[MATERIAL TO PROCESS]
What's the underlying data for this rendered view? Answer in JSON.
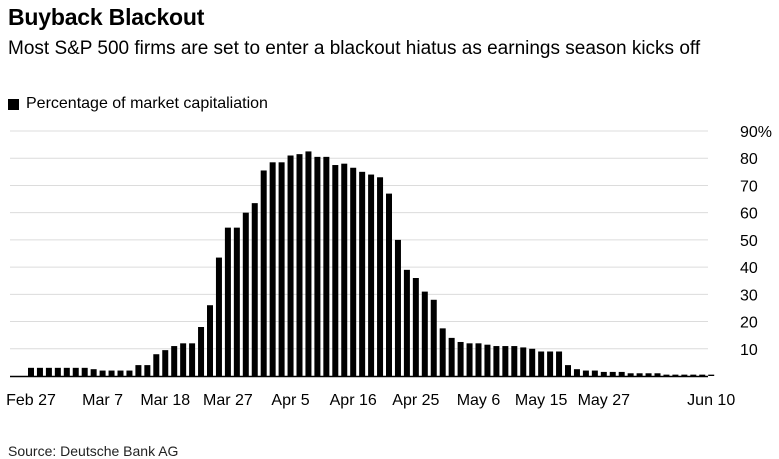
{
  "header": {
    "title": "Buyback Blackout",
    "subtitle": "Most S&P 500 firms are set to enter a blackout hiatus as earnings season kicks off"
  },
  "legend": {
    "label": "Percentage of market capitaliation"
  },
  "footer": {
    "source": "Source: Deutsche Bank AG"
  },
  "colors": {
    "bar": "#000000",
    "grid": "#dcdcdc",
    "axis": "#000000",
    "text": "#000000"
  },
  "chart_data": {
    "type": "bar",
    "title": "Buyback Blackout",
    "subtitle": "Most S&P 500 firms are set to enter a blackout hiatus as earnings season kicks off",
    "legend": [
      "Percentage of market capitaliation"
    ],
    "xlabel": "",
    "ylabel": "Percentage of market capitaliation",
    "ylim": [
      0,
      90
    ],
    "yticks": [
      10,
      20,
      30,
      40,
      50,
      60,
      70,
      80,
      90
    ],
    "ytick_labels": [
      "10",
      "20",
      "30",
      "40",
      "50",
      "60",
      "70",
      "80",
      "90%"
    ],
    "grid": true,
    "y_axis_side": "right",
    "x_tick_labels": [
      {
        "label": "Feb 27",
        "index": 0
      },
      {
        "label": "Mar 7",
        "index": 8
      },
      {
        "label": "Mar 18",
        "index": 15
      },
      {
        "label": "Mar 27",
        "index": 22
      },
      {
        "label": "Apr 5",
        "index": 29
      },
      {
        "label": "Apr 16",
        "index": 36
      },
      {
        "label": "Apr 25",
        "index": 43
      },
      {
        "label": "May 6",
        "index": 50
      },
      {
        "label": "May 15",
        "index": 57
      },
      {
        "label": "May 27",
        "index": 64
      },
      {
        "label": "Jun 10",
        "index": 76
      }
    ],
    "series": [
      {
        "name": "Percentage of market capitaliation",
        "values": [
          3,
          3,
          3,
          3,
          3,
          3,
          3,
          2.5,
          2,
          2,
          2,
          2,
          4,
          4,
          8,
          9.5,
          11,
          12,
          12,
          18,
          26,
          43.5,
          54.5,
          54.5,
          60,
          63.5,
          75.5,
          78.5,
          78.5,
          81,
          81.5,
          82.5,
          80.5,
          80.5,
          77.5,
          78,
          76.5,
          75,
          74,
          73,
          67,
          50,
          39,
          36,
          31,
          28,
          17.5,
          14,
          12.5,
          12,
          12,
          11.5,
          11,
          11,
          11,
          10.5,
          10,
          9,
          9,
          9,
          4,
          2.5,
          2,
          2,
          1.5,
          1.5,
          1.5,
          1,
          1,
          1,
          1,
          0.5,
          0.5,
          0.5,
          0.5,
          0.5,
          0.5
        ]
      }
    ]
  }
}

...

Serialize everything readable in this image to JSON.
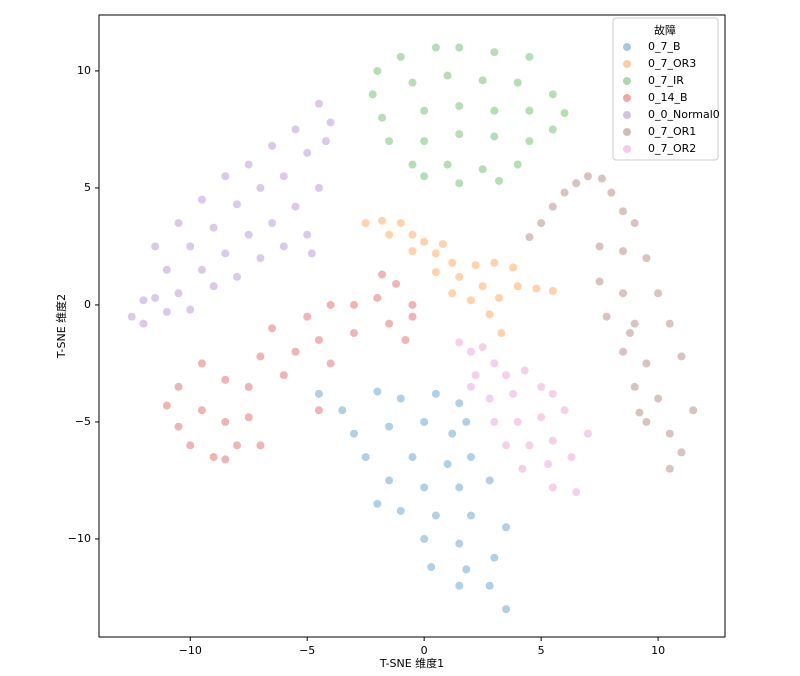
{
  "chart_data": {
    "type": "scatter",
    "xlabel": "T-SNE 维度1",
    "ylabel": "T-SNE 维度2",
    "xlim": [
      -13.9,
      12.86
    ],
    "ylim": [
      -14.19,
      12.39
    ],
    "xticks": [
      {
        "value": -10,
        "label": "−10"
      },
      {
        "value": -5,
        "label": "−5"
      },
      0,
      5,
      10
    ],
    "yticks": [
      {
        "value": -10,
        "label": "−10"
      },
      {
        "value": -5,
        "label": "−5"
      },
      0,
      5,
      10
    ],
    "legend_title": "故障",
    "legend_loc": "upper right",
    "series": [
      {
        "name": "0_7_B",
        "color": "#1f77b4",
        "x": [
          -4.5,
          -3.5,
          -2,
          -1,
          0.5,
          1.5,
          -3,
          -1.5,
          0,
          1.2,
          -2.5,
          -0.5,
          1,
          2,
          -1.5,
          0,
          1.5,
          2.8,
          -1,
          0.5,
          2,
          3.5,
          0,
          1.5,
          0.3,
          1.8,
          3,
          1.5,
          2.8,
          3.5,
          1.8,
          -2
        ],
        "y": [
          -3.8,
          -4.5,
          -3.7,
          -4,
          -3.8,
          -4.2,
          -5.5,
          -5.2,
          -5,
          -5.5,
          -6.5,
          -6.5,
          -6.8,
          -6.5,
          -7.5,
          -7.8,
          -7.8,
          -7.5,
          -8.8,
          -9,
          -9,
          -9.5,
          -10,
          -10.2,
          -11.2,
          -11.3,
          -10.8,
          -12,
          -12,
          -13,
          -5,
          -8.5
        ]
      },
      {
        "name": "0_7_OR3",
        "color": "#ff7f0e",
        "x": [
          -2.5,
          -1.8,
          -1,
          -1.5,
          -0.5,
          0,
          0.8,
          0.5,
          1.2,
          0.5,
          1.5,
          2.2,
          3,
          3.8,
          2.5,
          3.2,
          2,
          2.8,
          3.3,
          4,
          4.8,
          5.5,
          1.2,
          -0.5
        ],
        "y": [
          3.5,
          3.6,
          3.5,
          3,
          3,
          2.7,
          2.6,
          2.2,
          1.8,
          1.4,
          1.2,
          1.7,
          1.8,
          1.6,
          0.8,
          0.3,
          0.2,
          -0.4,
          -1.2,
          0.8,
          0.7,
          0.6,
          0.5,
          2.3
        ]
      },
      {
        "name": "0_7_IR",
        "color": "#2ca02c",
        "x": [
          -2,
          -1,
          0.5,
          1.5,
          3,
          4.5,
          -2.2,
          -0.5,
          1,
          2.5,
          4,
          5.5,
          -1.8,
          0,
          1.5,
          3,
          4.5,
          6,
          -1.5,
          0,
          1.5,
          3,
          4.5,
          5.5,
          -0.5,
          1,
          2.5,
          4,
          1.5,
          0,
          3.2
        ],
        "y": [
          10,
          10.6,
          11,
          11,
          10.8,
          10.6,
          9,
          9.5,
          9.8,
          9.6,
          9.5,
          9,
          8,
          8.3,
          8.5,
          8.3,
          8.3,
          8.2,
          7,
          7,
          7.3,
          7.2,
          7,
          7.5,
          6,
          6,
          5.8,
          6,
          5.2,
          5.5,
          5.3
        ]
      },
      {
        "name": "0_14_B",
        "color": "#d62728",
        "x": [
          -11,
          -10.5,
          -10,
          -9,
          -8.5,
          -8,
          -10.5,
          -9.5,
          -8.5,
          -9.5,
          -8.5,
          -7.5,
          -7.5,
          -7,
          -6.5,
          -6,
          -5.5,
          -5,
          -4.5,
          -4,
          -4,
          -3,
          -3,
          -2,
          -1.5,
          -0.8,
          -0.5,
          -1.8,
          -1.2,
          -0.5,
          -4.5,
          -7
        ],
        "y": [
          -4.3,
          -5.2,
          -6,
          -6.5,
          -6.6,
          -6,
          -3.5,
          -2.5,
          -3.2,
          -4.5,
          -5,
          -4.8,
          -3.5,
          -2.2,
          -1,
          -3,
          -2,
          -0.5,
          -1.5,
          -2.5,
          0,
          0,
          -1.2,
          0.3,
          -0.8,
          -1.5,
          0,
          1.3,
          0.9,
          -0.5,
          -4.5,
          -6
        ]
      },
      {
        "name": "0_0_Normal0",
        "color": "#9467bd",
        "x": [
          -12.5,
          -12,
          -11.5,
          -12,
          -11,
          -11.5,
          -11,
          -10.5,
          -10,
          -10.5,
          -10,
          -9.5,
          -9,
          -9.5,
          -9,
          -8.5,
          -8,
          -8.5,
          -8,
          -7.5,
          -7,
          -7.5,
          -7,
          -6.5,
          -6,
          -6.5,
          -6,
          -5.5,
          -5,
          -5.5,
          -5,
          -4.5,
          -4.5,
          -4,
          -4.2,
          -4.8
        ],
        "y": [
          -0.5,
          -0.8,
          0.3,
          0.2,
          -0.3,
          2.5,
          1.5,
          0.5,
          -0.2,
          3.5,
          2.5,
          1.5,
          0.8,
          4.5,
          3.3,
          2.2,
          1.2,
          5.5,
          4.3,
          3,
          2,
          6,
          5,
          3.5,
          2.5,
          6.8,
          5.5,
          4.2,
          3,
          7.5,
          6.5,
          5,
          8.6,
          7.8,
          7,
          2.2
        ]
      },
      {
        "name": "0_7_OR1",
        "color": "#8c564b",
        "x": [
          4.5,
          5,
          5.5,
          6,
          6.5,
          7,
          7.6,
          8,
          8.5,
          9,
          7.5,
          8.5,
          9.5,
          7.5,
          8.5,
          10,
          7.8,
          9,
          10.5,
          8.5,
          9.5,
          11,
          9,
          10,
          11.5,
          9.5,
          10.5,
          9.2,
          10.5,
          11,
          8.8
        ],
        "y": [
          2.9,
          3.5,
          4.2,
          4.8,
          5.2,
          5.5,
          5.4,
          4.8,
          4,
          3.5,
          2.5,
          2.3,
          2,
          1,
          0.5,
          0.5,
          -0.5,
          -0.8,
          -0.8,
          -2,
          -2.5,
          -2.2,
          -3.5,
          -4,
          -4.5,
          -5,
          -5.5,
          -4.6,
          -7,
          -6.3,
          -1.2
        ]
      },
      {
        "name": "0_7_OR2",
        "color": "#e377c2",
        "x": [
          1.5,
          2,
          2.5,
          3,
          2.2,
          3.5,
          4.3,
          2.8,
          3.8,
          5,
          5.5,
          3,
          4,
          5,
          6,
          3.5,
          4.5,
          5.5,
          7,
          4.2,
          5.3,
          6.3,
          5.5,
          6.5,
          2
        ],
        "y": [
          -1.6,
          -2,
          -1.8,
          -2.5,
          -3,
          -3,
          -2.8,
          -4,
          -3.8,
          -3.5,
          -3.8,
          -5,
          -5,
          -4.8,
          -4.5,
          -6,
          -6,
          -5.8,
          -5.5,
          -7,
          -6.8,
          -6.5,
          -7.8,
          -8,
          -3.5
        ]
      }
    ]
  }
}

[THE EXERCISE] Isolate each line of the listing above that includes "hiatus". Copy it.

[RESULT OF THIS EXERCISE]
    "subtitle": "Most S&P 500 firms are set to enter a blackout hiatus as earnings season kicks off"
    "subtitle": "Most S&P 500 firms are set to enter a blackout hiatus as earnings season kicks off",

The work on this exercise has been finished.